§ Task to carry out: Print all records exactly, leaving nothing out.
begin Records shown
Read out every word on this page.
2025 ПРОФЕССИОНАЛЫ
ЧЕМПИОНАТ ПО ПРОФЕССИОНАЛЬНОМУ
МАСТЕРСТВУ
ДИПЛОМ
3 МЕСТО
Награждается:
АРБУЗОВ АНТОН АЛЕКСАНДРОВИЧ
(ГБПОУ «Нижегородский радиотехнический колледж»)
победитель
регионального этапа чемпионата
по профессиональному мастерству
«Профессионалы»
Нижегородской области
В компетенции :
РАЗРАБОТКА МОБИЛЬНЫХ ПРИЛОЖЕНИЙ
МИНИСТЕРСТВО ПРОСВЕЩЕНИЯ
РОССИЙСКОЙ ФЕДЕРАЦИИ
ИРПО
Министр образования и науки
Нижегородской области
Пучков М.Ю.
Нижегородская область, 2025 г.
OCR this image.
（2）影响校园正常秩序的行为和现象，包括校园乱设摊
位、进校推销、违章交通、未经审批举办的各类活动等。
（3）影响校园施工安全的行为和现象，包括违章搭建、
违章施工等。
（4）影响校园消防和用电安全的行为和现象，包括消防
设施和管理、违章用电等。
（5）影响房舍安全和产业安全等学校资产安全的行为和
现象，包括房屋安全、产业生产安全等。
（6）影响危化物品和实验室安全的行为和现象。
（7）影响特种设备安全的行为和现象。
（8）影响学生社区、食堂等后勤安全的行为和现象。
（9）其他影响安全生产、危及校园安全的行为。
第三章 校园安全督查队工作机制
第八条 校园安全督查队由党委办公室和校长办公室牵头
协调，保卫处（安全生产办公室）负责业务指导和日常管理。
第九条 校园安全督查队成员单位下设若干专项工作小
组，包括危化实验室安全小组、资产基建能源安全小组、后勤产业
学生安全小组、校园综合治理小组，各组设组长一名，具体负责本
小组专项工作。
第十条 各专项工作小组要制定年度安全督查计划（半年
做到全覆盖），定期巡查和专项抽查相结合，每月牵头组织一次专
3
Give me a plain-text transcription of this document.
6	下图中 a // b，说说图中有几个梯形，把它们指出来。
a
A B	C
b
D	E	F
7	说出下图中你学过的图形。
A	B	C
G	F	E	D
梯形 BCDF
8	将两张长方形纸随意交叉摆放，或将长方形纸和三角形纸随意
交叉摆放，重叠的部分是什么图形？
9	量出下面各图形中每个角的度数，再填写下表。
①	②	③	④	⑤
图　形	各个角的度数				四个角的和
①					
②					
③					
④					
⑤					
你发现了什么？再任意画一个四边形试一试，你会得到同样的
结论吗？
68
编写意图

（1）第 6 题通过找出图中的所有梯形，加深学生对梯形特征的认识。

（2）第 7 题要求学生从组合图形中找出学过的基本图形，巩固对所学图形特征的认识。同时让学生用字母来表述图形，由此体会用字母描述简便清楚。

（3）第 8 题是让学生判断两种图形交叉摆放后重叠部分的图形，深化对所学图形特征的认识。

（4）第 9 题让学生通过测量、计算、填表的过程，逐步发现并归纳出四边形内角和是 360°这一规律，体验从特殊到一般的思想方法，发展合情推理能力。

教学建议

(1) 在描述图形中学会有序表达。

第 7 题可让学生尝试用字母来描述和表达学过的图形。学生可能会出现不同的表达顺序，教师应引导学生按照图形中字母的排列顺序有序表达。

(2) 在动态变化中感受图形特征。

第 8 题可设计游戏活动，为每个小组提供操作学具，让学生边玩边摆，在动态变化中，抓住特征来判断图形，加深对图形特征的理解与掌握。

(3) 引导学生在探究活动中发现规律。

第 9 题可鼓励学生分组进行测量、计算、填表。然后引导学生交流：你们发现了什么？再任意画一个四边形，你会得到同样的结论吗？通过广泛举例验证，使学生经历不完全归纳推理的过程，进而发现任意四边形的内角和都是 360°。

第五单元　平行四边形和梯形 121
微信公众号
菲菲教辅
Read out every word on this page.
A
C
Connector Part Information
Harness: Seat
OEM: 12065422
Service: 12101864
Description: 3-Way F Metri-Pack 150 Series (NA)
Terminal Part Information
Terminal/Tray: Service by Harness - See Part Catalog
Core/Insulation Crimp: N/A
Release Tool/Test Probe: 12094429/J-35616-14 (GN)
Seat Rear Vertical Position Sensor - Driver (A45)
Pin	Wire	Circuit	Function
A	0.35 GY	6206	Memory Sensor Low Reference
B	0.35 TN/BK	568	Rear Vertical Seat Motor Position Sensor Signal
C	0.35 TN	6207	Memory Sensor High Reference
end Records shown
§ Task answer:
Read out every word on this page.
2025 ПРОФЕССИОНАЛЫ
ЧЕМПИОНАТ ПО ПРОФЕССИОНАЛЬНОМУ
МАСТЕРСТВУ
ДИПЛОМ
3 МЕСТО
Награждается:
АРБУЗОВ АНТОН АЛЕКСАНДРОВИЧ
(ГБПОУ «Нижегородский радиотехнический колледж»)
победитель
регионального этапа чемпионата
по профессиональному мастерству
«Профессионалы»
Нижегородской области
В компетенции :
РАЗРАБОТКА МОБИЛЬНЫХ ПРИЛОЖЕНИЙ
МИНИСТЕРСТВО ПРОСВЕЩЕНИЯ
РОССИЙСКОЙ ФЕДЕРАЦИИ
ИРПО
Министр образования и науки
Нижегородской области
Пучков М.Ю.
Нижегородская область, 2025 г.
OCR this image.
（2）影响校园正常秩序的行为和现象，包括校园乱设摊
位、进校推销、违章交通、未经审批举办的各类活动等。
（3）影响校园施工安全的行为和现象，包括违章搭建、
违章施工等。
（4）影响校园消防和用电安全的行为和现象，包括消防
设施和管理、违章用电等。
（5）影响房舍安全和产业安全等学校资产安全的行为和
现象，包括房屋安全、产业生产安全等。
（6）影响危化物品和实验室安全的行为和现象。
（7）影响特种设备安全的行为和现象。
（8）影响学生社区、食堂等后勤安全的行为和现象。
（9）其他影响安全生产、危及校园安全的行为。
第三章 校园安全督查队工作机制
第八条 校园安全督查队由党委办公室和校长办公室牵头
协调，保卫处（安全生产办公室）负责业务指导和日常管理。
第九条 校园安全督查队成员单位下设若干专项工作小
组，包括危化实验室安全小组、资产基建能源安全小组、后勤产业
学生安全小组、校园综合治理小组，各组设组长一名，具体负责本
小组专项工作。
第十条 各专项工作小组要制定年度安全督查计划（半年
做到全覆盖），定期巡查和专项抽查相结合，每月牵头组织一次专
3
Give me a plain-text transcription of this document.
6	下图中 a // b，说说图中有几个梯形，把它们指出来。
a
A B	C
b
D	E	F
7	说出下图中你学过的图形。
A	B	C
G	F	E	D
梯形 BCDF
8	将两张长方形纸随意交叉摆放，或将长方形纸和三角形纸随意
交叉摆放，重叠的部分是什么图形？
9	量出下面各图形中每个角的度数，再填写下表。
①	②	③	④	⑤
图　形	各个角的度数				四个角的和
①					
②					
③					
④					
⑤					
你发现了什么？再任意画一个四边形试一试，你会得到同样的
结论吗？
68
编写意图

（1）第 6 题通过找出图中的所有梯形，加深学生对梯形特征的认识。

（2）第 7 题要求学生从组合图形中找出学过的基本图形，巩固对所学图形特征的认识。同时让学生用字母来表述图形，由此体会用字母描述简便清楚。

（3）第 8 题是让学生判断两种图形交叉摆放后重叠部分的图形，深化对所学图形特征的认识。

（4）第 9 题让学生通过测量、计算、填表的过程，逐步发现并归纳出四边形内角和是 360°这一规律，体验从特殊到一般的思想方法，发展合情推理能力。

教学建议

(1) 在描述图形中学会有序表达。

第 7 题可让学生尝试用字母来描述和表达学过的图形。学生可能会出现不同的表达顺序，教师应引导学生按照图形中字母的排列顺序有序表达。

(2) 在动态变化中感受图形特征。

第 8 题可设计游戏活动，为每个小组提供操作学具，让学生边玩边摆，在动态变化中，抓住特征来判断图形，加深对图形特征的理解与掌握。

(3) 引导学生在探究活动中发现规律。

第 9 题可鼓励学生分组进行测量、计算、填表。然后引导学生交流：你们发现了什么？再任意画一个四边形，你会得到同样的结论吗？通过广泛举例验证，使学生经历不完全归纳推理的过程，进而发现任意四边形的内角和都是 360°。

第五单元　平行四边形和梯形 121
微信公众号
菲菲教辅
Read out every word on this page.
A
C
Connector Part Information
Harness: Seat
OEM: 12065422
Service: 12101864
Description: 3-Way F Metri-Pack 150 Series (NA)
Terminal Part Information
Terminal/Tray: Service by Harness - See Part Catalog
Core/Insulation Crimp: N/A
Release Tool/Test Probe: 12094429/J-35616-14 (GN)
Seat Rear Vertical Position Sensor - Driver (A45)
Pin	Wire	Circuit	Function
A	0.35 GY	6206	Memory Sensor Low Reference
B	0.35 TN/BK	568	Rear Vertical Seat Motor Position Sensor Signal
C	0.35 TN	6207	Memory Sensor High Reference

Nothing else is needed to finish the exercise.